* [TASK STATEMENT]
Reproduce each of the following records verbatim, line for line.

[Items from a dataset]
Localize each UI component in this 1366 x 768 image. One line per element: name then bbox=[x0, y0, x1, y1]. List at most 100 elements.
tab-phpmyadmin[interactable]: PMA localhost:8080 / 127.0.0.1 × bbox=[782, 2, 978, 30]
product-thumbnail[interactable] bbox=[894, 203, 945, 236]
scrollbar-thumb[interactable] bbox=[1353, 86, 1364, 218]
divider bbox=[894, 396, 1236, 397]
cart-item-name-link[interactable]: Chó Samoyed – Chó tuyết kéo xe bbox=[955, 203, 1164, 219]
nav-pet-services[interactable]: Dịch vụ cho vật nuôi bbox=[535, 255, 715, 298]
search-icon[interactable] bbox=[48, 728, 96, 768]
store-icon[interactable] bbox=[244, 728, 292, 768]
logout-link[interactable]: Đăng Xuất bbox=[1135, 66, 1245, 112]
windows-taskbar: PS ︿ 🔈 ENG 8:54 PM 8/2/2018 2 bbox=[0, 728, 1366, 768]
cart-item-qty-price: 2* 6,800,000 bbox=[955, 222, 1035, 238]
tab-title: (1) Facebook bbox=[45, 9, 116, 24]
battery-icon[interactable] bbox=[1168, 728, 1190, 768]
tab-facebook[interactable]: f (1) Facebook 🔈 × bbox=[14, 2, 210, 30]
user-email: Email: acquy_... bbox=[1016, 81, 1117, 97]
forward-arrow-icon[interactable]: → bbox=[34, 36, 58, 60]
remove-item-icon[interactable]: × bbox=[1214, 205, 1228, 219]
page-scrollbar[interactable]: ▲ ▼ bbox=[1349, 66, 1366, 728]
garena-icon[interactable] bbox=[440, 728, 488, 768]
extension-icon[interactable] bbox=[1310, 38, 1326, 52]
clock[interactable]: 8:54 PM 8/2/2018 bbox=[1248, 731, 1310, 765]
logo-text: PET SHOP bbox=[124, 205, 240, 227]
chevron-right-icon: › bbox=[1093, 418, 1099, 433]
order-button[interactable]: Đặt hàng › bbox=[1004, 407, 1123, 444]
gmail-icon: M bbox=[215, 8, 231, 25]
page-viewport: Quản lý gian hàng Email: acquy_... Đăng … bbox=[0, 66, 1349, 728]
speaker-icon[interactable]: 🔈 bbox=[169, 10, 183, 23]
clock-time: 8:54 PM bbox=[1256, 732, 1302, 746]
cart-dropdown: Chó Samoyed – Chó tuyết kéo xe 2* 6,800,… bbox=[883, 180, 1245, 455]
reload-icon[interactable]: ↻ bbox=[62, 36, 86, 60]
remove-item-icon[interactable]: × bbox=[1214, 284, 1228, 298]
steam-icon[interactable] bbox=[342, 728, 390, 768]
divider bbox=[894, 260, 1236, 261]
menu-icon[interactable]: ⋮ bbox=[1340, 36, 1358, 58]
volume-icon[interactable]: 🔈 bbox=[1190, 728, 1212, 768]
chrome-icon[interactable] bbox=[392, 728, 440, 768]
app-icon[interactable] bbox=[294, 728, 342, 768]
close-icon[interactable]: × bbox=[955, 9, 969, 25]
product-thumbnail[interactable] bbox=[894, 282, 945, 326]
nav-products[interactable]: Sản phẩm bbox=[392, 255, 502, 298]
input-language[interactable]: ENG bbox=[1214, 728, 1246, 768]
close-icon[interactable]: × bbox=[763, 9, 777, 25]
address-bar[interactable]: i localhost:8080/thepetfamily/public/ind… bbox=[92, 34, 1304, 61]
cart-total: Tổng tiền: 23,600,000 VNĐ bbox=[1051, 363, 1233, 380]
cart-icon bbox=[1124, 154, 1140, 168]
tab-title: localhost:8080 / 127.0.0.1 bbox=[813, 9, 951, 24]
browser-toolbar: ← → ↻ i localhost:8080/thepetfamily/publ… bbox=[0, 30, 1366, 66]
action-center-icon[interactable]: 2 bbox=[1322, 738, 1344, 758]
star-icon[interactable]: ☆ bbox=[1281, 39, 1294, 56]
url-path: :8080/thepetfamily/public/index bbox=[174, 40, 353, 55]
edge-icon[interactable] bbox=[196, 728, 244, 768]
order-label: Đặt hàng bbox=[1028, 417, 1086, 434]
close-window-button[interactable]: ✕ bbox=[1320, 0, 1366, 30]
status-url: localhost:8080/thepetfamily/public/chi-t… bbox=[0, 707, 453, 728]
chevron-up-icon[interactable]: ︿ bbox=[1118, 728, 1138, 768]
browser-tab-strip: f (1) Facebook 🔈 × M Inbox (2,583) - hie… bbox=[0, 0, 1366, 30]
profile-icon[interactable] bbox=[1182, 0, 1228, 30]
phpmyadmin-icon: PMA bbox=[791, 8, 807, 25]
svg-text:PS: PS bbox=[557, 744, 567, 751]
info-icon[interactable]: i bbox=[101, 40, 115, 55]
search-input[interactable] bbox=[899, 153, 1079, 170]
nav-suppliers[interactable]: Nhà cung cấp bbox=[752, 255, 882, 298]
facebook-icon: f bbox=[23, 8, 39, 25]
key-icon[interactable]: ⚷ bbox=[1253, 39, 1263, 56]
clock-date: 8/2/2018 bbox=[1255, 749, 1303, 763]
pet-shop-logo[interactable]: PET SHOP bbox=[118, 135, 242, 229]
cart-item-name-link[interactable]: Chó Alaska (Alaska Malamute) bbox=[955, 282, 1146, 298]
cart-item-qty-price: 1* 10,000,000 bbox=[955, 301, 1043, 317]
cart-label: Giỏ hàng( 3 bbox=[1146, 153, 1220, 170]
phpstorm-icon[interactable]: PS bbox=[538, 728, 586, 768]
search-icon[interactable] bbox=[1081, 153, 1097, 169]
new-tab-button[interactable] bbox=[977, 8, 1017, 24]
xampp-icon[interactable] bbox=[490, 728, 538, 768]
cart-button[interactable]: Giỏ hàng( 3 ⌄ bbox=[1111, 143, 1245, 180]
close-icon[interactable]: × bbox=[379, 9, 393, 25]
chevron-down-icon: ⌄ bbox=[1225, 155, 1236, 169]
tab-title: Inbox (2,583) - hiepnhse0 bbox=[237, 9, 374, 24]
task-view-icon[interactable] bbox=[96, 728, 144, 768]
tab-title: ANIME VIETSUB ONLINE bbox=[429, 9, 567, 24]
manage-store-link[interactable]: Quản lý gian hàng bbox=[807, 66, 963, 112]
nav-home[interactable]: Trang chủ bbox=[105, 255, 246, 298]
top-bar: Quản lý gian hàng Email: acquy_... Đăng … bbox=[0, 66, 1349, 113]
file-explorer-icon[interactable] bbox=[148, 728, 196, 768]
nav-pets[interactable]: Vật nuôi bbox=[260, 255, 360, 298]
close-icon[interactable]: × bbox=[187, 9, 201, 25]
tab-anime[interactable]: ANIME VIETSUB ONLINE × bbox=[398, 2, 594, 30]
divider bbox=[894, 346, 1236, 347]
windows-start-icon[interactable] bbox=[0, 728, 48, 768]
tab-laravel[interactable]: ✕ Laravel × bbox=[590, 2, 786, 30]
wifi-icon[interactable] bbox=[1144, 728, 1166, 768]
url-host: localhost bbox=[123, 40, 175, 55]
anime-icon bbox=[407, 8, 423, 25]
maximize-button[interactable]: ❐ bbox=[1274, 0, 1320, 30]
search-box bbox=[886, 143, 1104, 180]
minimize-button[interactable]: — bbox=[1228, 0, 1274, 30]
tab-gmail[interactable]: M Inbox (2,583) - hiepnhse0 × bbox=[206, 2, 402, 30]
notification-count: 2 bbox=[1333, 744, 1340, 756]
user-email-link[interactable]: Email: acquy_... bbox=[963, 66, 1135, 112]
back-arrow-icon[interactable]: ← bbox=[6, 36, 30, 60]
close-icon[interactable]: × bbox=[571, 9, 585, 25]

* [EXPECTED ANSWER]
Localize each UI component in this 1366 x 768 image. One line per element: name then bbox=[x0, y0, x1, y1]. List at most 100 elements.
tab-phpmyadmin[interactable]: PMA localhost:8080 / 127.0.0.1 × bbox=[782, 2, 978, 30]
product-thumbnail[interactable] bbox=[894, 203, 945, 236]
scrollbar-thumb[interactable] bbox=[1353, 86, 1364, 218]
divider bbox=[894, 396, 1236, 397]
cart-item-name-link[interactable]: Chó Samoyed – Chó tuyết kéo xe bbox=[955, 203, 1164, 219]
nav-pet-services[interactable]: Dịch vụ cho vật nuôi bbox=[535, 255, 715, 298]
search-icon[interactable] bbox=[48, 728, 96, 768]
store-icon[interactable] bbox=[244, 728, 292, 768]
logout-link[interactable]: Đăng Xuất bbox=[1135, 66, 1245, 112]
windows-taskbar: PS ︿ 🔈 ENG 8:54 PM 8/2/2018 2 bbox=[0, 728, 1366, 768]
cart-item-qty-price: 2* 6,800,000 bbox=[955, 222, 1035, 238]
tab-title: (1) Facebook bbox=[45, 9, 116, 24]
battery-icon[interactable] bbox=[1168, 728, 1190, 768]
tab-facebook[interactable]: f (1) Facebook 🔈 × bbox=[14, 2, 210, 30]
user-email: Email: acquy_... bbox=[1016, 81, 1117, 97]
forward-arrow-icon[interactable]: → bbox=[34, 36, 58, 60]
remove-item-icon[interactable]: × bbox=[1214, 205, 1228, 219]
page-scrollbar[interactable]: ▲ ▼ bbox=[1349, 66, 1366, 728]
garena-icon[interactable] bbox=[440, 728, 488, 768]
extension-icon[interactable] bbox=[1310, 38, 1326, 52]
clock[interactable]: 8:54 PM 8/2/2018 bbox=[1248, 731, 1310, 765]
logo-text: PET SHOP bbox=[124, 205, 240, 227]
chevron-right-icon: › bbox=[1093, 418, 1099, 433]
order-button[interactable]: Đặt hàng › bbox=[1004, 407, 1123, 444]
gmail-icon: M bbox=[215, 8, 231, 25]
page-viewport: Quản lý gian hàng Email: acquy_... Đăng … bbox=[0, 66, 1349, 728]
speaker-icon[interactable]: 🔈 bbox=[169, 10, 183, 23]
clock-time: 8:54 PM bbox=[1256, 732, 1302, 746]
cart-dropdown: Chó Samoyed – Chó tuyết kéo xe 2* 6,800,… bbox=[883, 180, 1245, 455]
reload-icon[interactable]: ↻ bbox=[62, 36, 86, 60]
remove-item-icon[interactable]: × bbox=[1214, 284, 1228, 298]
steam-icon[interactable] bbox=[342, 728, 390, 768]
divider bbox=[894, 260, 1236, 261]
menu-icon[interactable]: ⋮ bbox=[1340, 36, 1358, 58]
volume-icon[interactable]: 🔈 bbox=[1190, 728, 1212, 768]
chrome-icon[interactable] bbox=[392, 728, 440, 768]
app-icon[interactable] bbox=[294, 728, 342, 768]
close-icon[interactable]: × bbox=[955, 9, 969, 25]
product-thumbnail[interactable] bbox=[894, 282, 945, 326]
nav-products[interactable]: Sản phẩm bbox=[392, 255, 502, 298]
input-language[interactable]: ENG bbox=[1214, 728, 1246, 768]
close-icon[interactable]: × bbox=[763, 9, 777, 25]
address-bar[interactable]: i localhost:8080/thepetfamily/public/ind… bbox=[92, 34, 1304, 61]
cart-total: Tổng tiền: 23,600,000 VNĐ bbox=[1051, 363, 1233, 380]
cart-icon bbox=[1124, 154, 1140, 168]
tab-title: localhost:8080 / 127.0.0.1 bbox=[813, 9, 951, 24]
browser-toolbar: ← → ↻ i localhost:8080/thepetfamily/publ… bbox=[0, 30, 1366, 66]
action-center-icon[interactable]: 2 bbox=[1322, 738, 1344, 758]
star-icon[interactable]: ☆ bbox=[1281, 39, 1294, 56]
url-path: :8080/thepetfamily/public/index bbox=[174, 40, 353, 55]
edge-icon[interactable] bbox=[196, 728, 244, 768]
order-label: Đặt hàng bbox=[1028, 417, 1086, 434]
close-window-button[interactable]: ✕ bbox=[1320, 0, 1366, 30]
status-url: localhost:8080/thepetfamily/public/chi-t… bbox=[0, 707, 453, 728]
chevron-up-icon[interactable]: ︿ bbox=[1118, 728, 1138, 768]
browser-tab-strip: f (1) Facebook 🔈 × M Inbox (2,583) - hie… bbox=[0, 0, 1366, 30]
profile-icon[interactable] bbox=[1182, 0, 1228, 30]
phpmyadmin-icon: PMA bbox=[791, 8, 807, 25]
svg-text:PS: PS bbox=[557, 744, 567, 751]
info-icon[interactable]: i bbox=[101, 40, 115, 55]
search-input[interactable] bbox=[899, 153, 1079, 170]
nav-suppliers[interactable]: Nhà cung cấp bbox=[752, 255, 882, 298]
facebook-icon: f bbox=[23, 8, 39, 25]
key-icon[interactable]: ⚷ bbox=[1253, 39, 1263, 56]
clock-date: 8/2/2018 bbox=[1255, 749, 1303, 763]
pet-shop-logo[interactable]: PET SHOP bbox=[118, 135, 242, 229]
cart-item-name-link[interactable]: Chó Alaska (Alaska Malamute) bbox=[955, 282, 1146, 298]
cart-item-qty-price: 1* 10,000,000 bbox=[955, 301, 1043, 317]
cart-label: Giỏ hàng( 3 bbox=[1146, 153, 1220, 170]
phpstorm-icon[interactable]: PS bbox=[538, 728, 586, 768]
search-icon[interactable] bbox=[1081, 153, 1097, 169]
new-tab-button[interactable] bbox=[977, 8, 1017, 24]
xampp-icon[interactable] bbox=[490, 728, 538, 768]
cart-button[interactable]: Giỏ hàng( 3 ⌄ bbox=[1111, 143, 1245, 180]
close-icon[interactable]: × bbox=[379, 9, 393, 25]
chevron-down-icon: ⌄ bbox=[1225, 155, 1236, 169]
tab-title: Inbox (2,583) - hiepnhse0 bbox=[237, 9, 374, 24]
task-view-icon[interactable] bbox=[96, 728, 144, 768]
tab-title: ANIME VIETSUB ONLINE bbox=[429, 9, 567, 24]
manage-store-link[interactable]: Quản lý gian hàng bbox=[807, 66, 963, 112]
nav-home[interactable]: Trang chủ bbox=[105, 255, 246, 298]
top-bar: Quản lý gian hàng Email: acquy_... Đăng … bbox=[0, 66, 1349, 113]
file-explorer-icon[interactable] bbox=[148, 728, 196, 768]
nav-pets[interactable]: Vật nuôi bbox=[260, 255, 360, 298]
close-icon[interactable]: × bbox=[187, 9, 201, 25]
tab-anime[interactable]: ANIME VIETSUB ONLINE × bbox=[398, 2, 594, 30]
divider bbox=[894, 346, 1236, 347]
windows-start-icon[interactable] bbox=[0, 728, 48, 768]
tab-laravel[interactable]: ✕ Laravel × bbox=[590, 2, 786, 30]
wifi-icon[interactable] bbox=[1144, 728, 1166, 768]
url-host: localhost bbox=[123, 40, 175, 55]
anime-icon bbox=[407, 8, 423, 25]
maximize-button[interactable]: ❐ bbox=[1274, 0, 1320, 30]
search-box bbox=[886, 143, 1104, 180]
minimize-button[interactable]: — bbox=[1228, 0, 1274, 30]
tab-gmail[interactable]: M Inbox (2,583) - hiepnhse0 × bbox=[206, 2, 402, 30]
notification-count: 2 bbox=[1333, 744, 1340, 756]
user-email-link[interactable]: Email: acquy_... bbox=[963, 66, 1135, 112]
back-arrow-icon[interactable]: ← bbox=[6, 36, 30, 60]
close-icon[interactable]: × bbox=[571, 9, 585, 25]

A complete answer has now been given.